• Entries
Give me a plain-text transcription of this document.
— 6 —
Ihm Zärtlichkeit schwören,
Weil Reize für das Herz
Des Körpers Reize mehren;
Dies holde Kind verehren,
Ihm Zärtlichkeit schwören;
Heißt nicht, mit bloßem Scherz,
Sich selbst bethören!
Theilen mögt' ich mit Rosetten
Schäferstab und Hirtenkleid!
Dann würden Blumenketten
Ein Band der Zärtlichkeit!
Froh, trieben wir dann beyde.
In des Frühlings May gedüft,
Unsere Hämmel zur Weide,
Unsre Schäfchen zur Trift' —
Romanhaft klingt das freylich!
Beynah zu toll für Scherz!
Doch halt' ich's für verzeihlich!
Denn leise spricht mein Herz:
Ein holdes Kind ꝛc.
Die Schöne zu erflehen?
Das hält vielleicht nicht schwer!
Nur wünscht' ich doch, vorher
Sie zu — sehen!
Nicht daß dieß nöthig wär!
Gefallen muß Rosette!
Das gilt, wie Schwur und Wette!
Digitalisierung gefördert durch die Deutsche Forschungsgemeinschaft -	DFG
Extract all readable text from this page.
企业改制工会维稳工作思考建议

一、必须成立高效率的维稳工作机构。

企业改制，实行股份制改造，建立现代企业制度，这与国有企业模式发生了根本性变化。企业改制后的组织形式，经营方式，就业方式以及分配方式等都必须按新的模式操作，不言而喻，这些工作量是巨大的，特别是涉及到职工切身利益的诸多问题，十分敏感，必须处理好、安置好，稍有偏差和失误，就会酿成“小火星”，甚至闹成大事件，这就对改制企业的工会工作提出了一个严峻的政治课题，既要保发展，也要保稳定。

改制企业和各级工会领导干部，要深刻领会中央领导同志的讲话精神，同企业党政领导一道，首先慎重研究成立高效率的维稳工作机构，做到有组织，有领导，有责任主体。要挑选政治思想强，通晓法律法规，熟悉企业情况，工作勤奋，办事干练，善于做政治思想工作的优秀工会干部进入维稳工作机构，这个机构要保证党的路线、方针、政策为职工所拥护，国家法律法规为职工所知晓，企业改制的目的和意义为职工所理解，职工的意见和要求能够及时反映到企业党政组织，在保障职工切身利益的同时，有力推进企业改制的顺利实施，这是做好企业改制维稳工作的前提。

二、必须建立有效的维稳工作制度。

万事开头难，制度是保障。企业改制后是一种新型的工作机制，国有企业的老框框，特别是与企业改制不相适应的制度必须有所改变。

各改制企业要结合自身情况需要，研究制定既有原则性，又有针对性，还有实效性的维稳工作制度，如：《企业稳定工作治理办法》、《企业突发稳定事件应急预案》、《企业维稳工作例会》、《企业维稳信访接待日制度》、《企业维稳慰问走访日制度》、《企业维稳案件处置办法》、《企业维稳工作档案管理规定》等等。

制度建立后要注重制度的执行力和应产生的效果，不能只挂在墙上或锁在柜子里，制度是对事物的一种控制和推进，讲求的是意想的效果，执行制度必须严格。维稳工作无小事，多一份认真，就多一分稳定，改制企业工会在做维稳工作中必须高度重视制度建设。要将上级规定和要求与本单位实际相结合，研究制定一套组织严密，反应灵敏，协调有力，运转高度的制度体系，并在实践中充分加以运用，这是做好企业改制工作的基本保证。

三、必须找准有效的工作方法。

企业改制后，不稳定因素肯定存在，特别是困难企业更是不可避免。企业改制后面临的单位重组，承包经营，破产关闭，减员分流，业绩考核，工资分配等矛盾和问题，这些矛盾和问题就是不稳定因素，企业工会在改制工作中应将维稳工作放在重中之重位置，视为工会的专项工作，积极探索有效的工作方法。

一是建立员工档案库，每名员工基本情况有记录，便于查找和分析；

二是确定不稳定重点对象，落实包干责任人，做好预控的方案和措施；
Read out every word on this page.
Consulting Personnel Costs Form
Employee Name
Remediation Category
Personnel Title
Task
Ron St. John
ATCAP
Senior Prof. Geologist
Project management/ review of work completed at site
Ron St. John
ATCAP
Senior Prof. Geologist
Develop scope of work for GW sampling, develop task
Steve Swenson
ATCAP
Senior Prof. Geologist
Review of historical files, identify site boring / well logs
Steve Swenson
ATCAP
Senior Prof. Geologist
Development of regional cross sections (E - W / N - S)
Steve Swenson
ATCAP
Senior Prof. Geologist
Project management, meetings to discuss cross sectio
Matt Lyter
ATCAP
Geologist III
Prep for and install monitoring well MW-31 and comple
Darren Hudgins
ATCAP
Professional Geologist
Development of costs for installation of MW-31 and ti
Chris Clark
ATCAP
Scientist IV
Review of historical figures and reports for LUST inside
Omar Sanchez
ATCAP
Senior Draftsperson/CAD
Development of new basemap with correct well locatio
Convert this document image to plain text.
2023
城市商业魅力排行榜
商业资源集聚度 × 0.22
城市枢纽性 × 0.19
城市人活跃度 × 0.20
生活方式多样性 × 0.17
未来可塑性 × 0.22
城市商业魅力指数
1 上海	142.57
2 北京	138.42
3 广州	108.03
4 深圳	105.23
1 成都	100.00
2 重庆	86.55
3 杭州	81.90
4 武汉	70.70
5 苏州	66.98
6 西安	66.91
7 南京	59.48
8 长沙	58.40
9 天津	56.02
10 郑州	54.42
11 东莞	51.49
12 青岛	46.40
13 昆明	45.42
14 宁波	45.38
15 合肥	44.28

• Stated problem
Which lines above contain "plain"? Show each of them.

• Result below
Give me a plain-text transcription of this document.
Convert this document image to plain text.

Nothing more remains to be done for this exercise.